Stored data

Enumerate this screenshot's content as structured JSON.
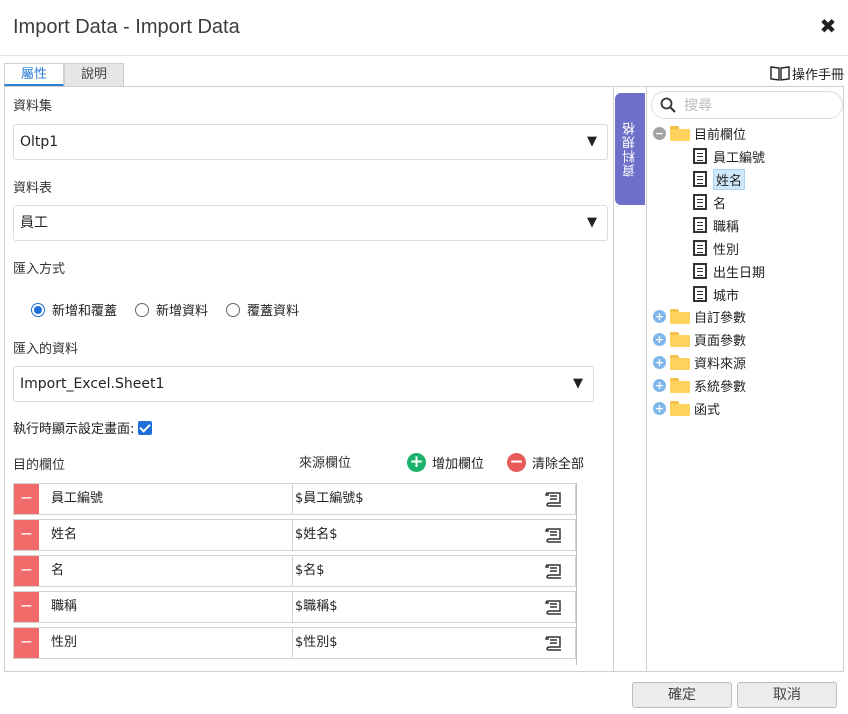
{
  "window": {
    "title": "Import Data - Import Data",
    "close_icon": "close-icon"
  },
  "tabs": [
    {
      "label": "屬性",
      "active": true
    },
    {
      "label": "說明",
      "active": false
    }
  ],
  "manual": {
    "label": "操作手冊",
    "icon": "book-icon"
  },
  "form": {
    "dataset_label": "資料集",
    "dataset_value": "Oltp1",
    "table_label": "資料表",
    "table_value": "員工",
    "mode_label": "匯入方式",
    "mode_options": [
      {
        "label": "新增和覆蓋",
        "checked": true
      },
      {
        "label": "新增資料",
        "checked": false
      },
      {
        "label": "覆蓋資料",
        "checked": false
      }
    ],
    "import_label": "匯入的資料",
    "import_value": "Import_Excel.Sheet1",
    "show_setting_label": "執行時顯示設定畫面:",
    "show_setting_checked": true
  },
  "mapping": {
    "target_header": "目的欄位",
    "source_header": "來源欄位",
    "add_label": "增加欄位",
    "clear_label": "清除全部",
    "rows": [
      {
        "minus": "−",
        "target": "員工編號",
        "source": "$員工編號$"
      },
      {
        "minus": "−",
        "target": "姓名",
        "source": "$姓名$"
      },
      {
        "minus": "−",
        "target": "名",
        "source": "$名$"
      },
      {
        "minus": "−",
        "target": "職稱",
        "source": "$職稱$"
      },
      {
        "minus": "−",
        "target": "性別",
        "source": "$性別$"
      }
    ]
  },
  "side_tab": {
    "label": "資料規格"
  },
  "tree": {
    "search_placeholder": "搜尋",
    "current_fields": {
      "label": "目前欄位",
      "children": [
        "員工編號",
        "姓名",
        "名",
        "職稱",
        "性別",
        "出生日期",
        "城市"
      ],
      "selected": "姓名"
    },
    "groups": [
      "自訂參數",
      "頁面參數",
      "資料來源",
      "系統參數",
      "函式"
    ]
  },
  "footer": {
    "ok": "確定",
    "cancel": "取消"
  },
  "colors": {
    "accent": "#2a7fd4",
    "sidetab": "#6c70c9",
    "remove": "#f36a6a",
    "add": "#1ab26b"
  }
}
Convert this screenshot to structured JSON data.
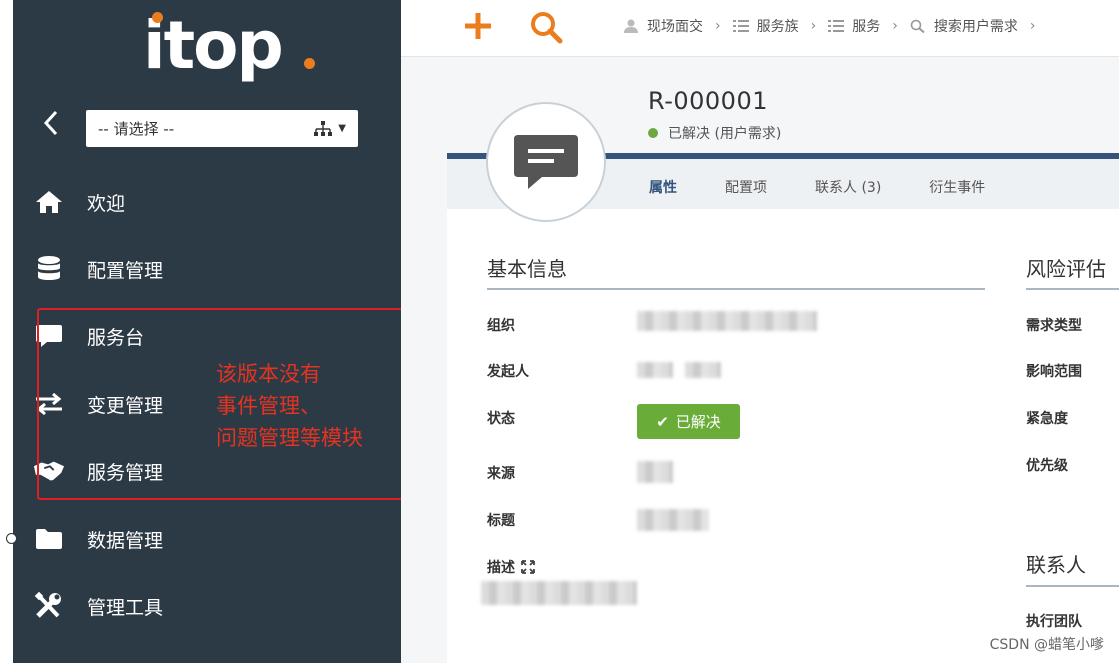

• WHAT YOU NEED TO DO:
Go through the records and copy each line with "true" in it.

• RESULT BELOW:
      "active": true
        "checked": true
    "show_setting_checked": true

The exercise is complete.